The answer should be a single number: how many lines of the entries below hold the word "this".

**** Extracted data

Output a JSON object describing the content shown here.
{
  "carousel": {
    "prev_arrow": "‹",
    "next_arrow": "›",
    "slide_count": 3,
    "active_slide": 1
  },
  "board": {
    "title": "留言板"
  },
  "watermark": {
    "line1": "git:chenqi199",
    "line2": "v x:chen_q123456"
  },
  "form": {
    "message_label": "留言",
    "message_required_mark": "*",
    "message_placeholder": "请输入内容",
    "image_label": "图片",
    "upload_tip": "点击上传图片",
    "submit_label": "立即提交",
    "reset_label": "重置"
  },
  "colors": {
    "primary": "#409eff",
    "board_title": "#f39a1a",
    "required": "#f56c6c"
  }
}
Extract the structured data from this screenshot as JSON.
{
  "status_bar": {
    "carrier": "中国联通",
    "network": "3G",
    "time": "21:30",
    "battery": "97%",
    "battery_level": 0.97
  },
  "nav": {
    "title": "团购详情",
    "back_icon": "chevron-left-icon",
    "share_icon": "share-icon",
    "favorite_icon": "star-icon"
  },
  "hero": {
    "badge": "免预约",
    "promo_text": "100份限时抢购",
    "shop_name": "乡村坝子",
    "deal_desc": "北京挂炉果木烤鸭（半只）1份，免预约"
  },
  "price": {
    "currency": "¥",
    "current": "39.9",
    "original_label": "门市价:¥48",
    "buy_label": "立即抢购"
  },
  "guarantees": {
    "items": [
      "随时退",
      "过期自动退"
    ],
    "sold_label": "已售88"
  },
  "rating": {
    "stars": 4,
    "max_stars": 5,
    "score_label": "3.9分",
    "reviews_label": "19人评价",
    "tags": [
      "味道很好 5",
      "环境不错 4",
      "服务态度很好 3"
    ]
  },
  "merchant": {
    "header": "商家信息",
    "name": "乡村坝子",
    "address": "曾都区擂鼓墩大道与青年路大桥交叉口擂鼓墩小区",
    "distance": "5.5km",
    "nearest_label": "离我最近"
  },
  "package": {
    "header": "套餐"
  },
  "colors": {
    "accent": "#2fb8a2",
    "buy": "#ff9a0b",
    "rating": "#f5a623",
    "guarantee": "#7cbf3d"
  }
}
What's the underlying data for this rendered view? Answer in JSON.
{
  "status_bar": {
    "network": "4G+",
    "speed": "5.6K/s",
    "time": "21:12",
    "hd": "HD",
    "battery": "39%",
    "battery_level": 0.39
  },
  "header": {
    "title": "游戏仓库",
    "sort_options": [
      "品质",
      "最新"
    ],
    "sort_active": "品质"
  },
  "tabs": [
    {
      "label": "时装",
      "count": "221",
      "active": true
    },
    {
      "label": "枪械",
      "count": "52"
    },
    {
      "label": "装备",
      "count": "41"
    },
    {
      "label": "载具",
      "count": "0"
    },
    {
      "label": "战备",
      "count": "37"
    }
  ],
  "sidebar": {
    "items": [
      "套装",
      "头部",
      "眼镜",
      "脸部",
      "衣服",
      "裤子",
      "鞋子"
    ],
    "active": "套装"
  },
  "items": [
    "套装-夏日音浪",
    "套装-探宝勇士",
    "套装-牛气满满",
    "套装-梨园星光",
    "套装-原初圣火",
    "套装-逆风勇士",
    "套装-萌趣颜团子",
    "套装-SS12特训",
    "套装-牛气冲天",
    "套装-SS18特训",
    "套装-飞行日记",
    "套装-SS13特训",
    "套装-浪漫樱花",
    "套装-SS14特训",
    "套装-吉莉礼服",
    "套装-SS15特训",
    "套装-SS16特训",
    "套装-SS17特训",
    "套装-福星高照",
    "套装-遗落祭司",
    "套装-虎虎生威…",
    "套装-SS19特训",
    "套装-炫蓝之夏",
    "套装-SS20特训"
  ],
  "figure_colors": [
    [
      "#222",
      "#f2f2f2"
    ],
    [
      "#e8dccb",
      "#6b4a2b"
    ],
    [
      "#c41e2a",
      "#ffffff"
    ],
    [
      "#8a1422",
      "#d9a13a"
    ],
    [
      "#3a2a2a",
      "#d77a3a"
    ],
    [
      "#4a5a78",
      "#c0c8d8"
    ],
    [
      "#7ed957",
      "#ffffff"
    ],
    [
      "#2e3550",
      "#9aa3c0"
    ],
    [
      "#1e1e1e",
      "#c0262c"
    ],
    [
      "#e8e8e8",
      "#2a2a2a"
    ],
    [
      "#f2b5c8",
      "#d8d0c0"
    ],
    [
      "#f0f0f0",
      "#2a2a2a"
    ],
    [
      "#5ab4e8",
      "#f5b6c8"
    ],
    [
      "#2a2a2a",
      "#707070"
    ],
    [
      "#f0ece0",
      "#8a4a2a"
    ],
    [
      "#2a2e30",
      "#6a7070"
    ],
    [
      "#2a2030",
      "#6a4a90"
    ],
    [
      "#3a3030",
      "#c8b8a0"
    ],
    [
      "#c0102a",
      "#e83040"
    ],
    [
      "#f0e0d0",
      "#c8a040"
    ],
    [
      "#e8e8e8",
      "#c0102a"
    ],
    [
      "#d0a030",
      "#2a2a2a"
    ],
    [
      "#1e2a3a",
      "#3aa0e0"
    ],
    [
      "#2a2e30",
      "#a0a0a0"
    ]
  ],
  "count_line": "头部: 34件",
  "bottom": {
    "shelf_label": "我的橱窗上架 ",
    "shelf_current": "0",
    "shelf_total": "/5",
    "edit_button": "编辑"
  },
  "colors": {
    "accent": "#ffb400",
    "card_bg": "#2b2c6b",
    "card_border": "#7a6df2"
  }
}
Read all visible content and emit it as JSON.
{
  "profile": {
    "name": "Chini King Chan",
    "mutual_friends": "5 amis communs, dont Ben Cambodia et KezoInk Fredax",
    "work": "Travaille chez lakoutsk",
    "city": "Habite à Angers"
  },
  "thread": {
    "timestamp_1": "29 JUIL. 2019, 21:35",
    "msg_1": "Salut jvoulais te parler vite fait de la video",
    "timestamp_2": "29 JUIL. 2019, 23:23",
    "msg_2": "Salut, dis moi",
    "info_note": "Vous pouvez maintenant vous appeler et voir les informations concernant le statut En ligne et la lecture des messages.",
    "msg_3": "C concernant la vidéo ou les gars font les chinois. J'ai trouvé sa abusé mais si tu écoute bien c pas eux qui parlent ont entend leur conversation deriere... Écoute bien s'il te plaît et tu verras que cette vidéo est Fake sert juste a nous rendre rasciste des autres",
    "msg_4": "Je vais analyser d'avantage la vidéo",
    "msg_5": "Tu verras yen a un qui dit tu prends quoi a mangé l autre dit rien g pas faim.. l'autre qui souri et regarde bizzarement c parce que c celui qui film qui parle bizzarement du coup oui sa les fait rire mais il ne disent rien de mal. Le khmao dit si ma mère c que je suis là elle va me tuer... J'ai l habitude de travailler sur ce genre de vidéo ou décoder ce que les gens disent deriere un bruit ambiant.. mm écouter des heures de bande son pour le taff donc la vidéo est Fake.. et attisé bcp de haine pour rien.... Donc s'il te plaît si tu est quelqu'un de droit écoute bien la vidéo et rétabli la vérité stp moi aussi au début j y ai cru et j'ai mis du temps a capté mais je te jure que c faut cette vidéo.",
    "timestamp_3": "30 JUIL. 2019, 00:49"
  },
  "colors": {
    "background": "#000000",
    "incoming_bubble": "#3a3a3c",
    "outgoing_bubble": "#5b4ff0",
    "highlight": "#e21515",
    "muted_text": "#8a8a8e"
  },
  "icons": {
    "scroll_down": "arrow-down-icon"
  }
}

********

## Finished answer
2